*** SUPPLIED INFORMATION ***

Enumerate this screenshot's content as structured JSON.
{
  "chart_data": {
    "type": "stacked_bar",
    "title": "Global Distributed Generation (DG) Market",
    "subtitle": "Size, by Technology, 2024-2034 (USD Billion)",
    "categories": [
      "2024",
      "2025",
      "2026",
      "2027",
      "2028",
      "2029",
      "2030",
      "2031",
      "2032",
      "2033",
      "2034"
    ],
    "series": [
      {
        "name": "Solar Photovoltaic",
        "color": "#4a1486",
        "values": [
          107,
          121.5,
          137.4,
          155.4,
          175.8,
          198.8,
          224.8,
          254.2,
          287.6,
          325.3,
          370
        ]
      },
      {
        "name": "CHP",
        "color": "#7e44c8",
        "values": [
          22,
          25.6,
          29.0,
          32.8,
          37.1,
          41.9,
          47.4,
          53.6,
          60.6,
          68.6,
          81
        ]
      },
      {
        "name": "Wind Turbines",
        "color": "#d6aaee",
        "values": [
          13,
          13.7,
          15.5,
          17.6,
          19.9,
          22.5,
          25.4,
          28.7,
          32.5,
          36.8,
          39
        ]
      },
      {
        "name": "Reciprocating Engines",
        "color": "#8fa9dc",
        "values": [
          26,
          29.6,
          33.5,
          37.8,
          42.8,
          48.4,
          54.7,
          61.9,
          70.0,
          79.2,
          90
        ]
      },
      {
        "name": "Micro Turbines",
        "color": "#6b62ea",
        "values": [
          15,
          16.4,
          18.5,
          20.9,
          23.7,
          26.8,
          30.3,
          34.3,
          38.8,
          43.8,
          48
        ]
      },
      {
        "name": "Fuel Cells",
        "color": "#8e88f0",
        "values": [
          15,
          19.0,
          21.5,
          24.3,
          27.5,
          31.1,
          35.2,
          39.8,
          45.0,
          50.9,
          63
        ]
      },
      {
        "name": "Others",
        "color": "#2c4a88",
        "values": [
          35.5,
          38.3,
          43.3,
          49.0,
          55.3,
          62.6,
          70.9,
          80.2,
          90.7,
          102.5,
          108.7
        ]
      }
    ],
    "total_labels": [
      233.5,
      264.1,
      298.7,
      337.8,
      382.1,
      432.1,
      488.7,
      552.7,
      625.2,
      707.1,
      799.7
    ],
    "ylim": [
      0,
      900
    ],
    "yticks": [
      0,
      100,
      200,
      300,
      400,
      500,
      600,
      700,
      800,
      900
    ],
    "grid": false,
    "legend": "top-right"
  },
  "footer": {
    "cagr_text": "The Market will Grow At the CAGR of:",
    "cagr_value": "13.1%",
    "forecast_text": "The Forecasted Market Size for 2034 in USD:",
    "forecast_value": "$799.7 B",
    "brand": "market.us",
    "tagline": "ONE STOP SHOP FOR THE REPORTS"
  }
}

*** End of SUPPLIED INFORMATION ***
*** SUPPLIED INFORMATION ***

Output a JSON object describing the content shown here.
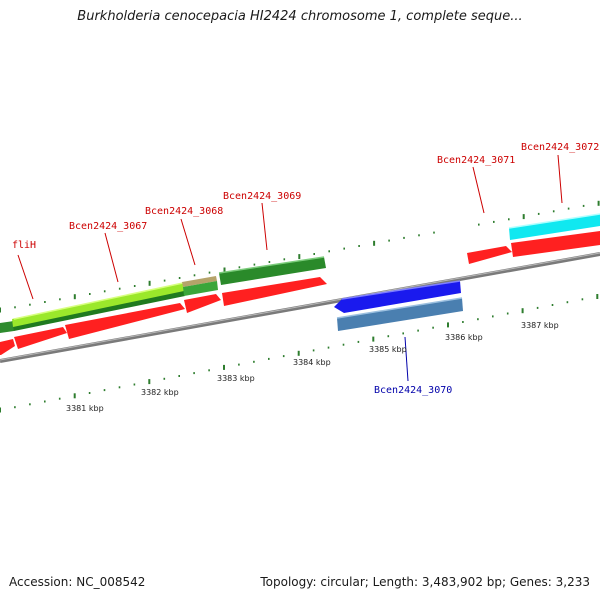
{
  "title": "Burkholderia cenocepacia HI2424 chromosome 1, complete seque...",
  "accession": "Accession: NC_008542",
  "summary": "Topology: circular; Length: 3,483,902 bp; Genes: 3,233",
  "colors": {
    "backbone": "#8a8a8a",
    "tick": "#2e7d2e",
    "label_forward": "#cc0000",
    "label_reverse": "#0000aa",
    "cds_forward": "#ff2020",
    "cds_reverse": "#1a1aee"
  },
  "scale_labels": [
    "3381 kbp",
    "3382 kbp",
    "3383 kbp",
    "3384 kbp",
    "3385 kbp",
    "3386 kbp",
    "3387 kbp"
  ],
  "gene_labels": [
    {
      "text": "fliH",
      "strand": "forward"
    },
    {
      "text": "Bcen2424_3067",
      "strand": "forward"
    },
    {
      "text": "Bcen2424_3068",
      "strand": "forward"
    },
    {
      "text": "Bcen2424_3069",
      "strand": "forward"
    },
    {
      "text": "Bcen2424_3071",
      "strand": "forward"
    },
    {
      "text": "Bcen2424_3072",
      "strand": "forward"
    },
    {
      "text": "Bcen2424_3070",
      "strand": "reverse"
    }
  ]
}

*** End of SUPPLIED INFORMATION ***
*** SUPPLIED INFORMATION ***

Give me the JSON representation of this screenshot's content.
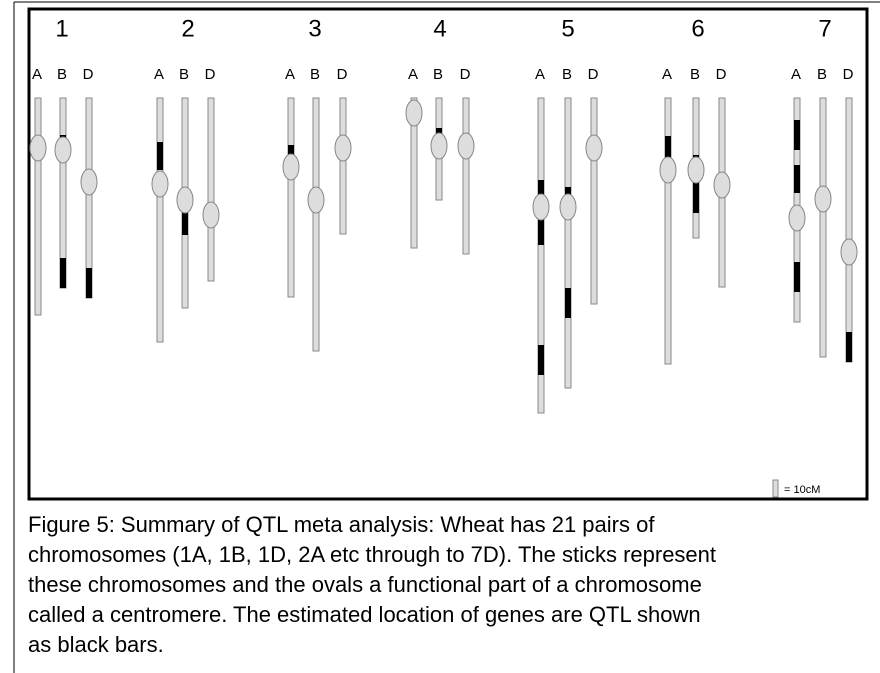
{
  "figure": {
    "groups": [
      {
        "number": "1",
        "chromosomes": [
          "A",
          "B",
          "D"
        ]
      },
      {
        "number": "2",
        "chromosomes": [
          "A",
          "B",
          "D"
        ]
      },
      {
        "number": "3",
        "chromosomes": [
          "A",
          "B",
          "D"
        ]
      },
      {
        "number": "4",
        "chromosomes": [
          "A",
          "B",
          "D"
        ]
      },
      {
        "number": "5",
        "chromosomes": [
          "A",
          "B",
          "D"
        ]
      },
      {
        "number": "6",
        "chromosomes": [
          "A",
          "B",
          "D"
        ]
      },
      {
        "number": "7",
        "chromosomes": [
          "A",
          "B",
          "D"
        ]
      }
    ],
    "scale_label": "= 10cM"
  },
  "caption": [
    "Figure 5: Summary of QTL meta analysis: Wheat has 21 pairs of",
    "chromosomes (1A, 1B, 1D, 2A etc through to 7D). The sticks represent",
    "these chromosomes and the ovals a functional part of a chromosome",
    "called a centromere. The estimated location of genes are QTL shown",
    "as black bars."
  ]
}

*** End of SUPPLIED INFORMATION ***

**PROBLEM TO SOLVE**
Lines of the material in which the word "screenshot" occurs are to be copied out.

**WRITTEN SOLUTION**
Enumerate this screenshot's content as structured JSON.
Give me the JSON representation of this screenshot's content.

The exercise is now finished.